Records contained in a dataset
====================
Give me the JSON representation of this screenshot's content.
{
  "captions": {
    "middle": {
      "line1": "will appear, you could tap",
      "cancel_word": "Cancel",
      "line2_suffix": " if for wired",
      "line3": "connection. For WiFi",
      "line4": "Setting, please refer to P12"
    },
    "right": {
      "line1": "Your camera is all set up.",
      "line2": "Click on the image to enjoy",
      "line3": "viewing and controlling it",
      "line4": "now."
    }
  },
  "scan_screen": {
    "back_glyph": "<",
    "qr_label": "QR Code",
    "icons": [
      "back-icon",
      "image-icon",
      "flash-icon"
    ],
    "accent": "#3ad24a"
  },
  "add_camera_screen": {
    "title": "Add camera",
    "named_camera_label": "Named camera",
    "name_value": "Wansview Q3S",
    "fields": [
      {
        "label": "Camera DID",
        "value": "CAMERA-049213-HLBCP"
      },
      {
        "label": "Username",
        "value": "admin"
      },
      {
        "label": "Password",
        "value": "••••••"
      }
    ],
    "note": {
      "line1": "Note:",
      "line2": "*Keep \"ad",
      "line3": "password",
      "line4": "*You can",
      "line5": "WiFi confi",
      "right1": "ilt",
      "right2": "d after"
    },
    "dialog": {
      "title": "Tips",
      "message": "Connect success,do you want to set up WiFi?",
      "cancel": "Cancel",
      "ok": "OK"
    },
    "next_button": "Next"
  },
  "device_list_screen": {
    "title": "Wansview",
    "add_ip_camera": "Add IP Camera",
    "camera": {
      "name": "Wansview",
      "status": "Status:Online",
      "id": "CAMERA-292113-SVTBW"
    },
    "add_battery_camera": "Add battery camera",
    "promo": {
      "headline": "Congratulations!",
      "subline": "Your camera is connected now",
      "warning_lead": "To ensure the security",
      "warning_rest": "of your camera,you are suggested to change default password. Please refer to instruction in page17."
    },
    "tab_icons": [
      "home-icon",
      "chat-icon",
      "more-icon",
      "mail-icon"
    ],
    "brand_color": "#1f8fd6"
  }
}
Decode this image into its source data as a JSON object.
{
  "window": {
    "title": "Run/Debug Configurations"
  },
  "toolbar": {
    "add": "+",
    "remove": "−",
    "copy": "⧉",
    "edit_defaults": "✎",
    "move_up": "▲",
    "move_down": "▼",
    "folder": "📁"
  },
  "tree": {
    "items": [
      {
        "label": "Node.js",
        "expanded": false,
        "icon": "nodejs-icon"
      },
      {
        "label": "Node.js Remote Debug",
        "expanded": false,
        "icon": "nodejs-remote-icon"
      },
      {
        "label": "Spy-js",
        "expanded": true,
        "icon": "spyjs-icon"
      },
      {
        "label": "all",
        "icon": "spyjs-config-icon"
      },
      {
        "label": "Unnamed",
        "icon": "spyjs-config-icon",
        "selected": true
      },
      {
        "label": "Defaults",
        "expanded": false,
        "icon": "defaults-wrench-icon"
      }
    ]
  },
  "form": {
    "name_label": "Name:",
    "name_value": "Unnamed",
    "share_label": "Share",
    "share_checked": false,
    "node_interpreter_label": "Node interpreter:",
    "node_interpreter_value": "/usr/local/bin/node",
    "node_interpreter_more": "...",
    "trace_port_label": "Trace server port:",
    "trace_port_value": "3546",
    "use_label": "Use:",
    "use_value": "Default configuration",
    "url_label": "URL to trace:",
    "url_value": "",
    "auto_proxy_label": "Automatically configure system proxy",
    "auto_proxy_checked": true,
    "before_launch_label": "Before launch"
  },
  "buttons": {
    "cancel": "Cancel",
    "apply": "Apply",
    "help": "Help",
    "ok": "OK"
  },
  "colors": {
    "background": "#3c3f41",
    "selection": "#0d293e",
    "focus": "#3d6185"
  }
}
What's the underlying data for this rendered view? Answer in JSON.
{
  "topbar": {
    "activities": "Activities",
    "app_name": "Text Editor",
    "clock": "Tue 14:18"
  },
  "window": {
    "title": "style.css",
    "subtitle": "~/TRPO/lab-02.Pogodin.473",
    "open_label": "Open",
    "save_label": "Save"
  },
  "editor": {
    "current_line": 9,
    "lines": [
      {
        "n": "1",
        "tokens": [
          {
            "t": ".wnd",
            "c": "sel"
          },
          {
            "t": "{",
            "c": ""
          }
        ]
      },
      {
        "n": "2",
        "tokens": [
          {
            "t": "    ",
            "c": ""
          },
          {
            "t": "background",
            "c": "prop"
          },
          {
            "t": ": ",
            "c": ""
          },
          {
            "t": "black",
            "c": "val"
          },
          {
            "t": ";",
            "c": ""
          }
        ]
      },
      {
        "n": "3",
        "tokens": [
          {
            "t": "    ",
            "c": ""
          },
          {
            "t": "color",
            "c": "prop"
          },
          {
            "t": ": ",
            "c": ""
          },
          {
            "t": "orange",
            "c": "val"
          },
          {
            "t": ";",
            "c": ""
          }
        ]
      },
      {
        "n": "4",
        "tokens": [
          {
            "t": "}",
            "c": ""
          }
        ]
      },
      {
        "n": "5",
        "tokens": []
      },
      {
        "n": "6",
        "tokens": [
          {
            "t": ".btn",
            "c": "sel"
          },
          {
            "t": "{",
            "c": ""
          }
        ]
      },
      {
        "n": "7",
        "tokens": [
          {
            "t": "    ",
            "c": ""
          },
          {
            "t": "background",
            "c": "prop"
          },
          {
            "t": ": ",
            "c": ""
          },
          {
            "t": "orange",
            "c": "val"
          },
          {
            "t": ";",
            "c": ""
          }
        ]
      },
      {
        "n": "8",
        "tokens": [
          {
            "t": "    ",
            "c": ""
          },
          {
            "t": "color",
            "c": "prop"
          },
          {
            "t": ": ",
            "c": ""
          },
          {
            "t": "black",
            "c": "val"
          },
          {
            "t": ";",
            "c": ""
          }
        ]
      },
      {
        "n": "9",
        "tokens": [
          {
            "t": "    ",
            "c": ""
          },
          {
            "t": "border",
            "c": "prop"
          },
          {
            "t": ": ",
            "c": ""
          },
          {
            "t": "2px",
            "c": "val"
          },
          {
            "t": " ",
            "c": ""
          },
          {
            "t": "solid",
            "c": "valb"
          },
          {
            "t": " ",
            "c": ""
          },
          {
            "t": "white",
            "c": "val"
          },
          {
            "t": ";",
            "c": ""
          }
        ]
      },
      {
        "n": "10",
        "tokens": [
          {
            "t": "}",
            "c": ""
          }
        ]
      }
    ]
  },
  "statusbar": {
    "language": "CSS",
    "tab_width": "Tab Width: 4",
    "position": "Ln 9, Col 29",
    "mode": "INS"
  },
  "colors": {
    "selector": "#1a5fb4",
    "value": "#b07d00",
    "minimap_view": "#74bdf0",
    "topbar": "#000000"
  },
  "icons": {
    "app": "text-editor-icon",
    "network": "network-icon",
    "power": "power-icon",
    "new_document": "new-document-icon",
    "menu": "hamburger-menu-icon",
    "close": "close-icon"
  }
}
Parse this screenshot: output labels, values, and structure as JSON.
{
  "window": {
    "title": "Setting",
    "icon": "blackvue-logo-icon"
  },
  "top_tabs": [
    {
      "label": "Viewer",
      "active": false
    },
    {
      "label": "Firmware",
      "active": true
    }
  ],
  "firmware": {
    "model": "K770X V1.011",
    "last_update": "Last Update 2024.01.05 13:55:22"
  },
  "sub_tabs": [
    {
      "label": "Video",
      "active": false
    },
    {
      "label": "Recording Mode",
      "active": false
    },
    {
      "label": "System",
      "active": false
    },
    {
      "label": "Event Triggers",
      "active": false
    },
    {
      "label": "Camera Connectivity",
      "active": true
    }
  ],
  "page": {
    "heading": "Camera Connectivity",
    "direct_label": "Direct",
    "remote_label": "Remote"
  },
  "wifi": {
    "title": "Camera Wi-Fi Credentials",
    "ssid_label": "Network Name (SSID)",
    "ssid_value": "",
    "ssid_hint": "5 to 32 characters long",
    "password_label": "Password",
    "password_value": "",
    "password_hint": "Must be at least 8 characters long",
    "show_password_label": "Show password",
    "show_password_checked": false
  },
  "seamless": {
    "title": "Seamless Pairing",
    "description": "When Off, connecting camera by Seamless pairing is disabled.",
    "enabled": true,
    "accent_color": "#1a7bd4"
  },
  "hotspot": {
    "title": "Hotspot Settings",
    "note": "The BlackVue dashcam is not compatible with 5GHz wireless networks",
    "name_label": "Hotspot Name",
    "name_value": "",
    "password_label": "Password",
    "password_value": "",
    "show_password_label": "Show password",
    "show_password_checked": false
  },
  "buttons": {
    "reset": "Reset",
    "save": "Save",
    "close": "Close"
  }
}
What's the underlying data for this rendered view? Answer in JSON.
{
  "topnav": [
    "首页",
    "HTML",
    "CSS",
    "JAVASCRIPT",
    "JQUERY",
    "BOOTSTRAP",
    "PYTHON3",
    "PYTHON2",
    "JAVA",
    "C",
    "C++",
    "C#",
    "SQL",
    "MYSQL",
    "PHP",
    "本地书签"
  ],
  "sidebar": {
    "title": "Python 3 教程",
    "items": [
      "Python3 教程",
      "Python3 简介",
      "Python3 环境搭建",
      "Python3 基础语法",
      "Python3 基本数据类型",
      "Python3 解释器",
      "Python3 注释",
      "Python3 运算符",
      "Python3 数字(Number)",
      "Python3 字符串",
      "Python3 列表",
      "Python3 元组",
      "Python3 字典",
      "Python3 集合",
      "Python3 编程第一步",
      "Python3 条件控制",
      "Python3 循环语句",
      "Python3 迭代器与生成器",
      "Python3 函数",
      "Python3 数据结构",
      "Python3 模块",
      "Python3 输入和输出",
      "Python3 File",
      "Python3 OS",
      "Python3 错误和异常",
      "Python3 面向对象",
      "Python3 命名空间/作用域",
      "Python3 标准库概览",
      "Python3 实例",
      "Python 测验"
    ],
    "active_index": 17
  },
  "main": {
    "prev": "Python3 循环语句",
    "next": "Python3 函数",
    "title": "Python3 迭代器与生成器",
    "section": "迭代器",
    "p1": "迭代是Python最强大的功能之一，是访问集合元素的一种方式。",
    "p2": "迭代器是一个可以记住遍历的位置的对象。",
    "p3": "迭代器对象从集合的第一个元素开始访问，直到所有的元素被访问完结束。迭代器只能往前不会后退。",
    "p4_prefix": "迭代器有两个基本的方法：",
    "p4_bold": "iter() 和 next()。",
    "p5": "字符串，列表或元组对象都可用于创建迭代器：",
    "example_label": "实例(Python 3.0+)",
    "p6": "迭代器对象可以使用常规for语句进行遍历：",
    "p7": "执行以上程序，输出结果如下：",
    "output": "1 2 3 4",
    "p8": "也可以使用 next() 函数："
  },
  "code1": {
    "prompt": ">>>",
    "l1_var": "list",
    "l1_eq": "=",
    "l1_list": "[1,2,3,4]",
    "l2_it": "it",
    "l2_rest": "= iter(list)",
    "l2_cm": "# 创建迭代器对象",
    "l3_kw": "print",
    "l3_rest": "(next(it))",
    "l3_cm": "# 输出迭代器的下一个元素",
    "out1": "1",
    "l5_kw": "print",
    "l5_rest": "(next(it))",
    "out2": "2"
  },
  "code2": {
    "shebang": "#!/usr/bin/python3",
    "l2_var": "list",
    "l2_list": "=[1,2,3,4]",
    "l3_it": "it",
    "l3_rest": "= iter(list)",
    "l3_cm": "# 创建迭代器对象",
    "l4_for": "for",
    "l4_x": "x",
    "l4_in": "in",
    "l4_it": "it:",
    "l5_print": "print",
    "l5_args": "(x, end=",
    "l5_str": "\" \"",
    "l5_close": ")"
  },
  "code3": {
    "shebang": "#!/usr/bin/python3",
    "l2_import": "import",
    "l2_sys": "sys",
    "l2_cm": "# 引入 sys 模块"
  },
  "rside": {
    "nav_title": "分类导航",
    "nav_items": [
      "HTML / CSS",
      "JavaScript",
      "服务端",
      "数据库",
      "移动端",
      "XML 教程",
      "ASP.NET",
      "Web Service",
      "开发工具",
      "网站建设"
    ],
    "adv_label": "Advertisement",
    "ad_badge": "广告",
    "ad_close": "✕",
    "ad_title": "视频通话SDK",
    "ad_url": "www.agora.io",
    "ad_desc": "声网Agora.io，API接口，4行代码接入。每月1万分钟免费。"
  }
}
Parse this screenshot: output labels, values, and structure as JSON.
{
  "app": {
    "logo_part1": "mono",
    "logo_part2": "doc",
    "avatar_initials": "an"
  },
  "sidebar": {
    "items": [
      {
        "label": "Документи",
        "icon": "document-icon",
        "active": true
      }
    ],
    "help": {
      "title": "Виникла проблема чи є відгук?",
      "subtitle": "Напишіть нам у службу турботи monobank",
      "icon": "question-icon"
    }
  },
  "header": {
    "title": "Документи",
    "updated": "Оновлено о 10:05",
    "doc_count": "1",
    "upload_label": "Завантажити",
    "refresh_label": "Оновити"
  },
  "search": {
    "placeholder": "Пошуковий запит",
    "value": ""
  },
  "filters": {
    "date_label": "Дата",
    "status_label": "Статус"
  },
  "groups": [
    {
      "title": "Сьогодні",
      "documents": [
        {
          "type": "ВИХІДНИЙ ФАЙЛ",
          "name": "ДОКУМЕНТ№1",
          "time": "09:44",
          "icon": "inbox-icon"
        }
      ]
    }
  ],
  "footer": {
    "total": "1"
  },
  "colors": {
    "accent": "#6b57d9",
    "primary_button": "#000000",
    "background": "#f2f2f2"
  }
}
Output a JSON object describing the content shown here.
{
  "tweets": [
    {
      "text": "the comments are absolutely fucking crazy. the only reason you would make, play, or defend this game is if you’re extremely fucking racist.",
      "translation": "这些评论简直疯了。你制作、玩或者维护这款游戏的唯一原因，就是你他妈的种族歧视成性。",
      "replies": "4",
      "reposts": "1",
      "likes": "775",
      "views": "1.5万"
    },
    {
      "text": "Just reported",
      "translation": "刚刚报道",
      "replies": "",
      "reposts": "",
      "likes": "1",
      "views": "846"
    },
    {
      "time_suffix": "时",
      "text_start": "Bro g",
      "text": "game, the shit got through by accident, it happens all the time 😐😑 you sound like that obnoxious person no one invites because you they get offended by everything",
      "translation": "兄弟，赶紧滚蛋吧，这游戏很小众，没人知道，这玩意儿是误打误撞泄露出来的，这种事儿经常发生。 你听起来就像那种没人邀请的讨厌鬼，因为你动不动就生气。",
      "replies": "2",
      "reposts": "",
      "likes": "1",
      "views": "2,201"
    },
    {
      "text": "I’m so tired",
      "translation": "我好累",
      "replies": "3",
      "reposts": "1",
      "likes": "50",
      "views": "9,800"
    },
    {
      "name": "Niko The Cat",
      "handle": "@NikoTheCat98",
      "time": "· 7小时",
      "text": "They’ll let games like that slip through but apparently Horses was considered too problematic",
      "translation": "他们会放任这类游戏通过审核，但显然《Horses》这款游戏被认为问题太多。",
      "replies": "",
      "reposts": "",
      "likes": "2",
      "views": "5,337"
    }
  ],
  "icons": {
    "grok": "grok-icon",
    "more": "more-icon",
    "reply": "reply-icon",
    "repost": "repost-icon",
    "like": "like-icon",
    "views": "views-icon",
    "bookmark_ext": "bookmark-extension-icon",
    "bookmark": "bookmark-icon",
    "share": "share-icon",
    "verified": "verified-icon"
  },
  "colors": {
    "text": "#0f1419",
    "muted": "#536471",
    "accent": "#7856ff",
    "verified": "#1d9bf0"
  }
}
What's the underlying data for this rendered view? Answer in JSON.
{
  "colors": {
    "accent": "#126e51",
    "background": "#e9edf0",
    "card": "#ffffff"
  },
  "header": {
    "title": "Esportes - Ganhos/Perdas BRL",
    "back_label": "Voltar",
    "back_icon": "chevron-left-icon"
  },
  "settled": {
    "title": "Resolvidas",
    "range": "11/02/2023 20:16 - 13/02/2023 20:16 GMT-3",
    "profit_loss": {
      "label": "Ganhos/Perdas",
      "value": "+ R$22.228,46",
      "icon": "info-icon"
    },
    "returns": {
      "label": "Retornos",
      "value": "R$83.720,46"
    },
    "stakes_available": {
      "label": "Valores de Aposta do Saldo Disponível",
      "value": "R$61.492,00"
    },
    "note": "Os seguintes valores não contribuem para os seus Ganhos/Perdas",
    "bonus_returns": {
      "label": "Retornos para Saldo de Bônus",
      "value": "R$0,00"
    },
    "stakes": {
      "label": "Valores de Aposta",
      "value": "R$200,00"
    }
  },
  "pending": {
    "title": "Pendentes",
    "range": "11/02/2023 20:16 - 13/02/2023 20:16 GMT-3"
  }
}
====================
(Task to carry out):
From the listing above, pick out each line where the word "characters" appears.

(Result of the task):
    "ssid_hint": "5 to 32 characters long",
    "password_hint": "Must be at least 8 characters long",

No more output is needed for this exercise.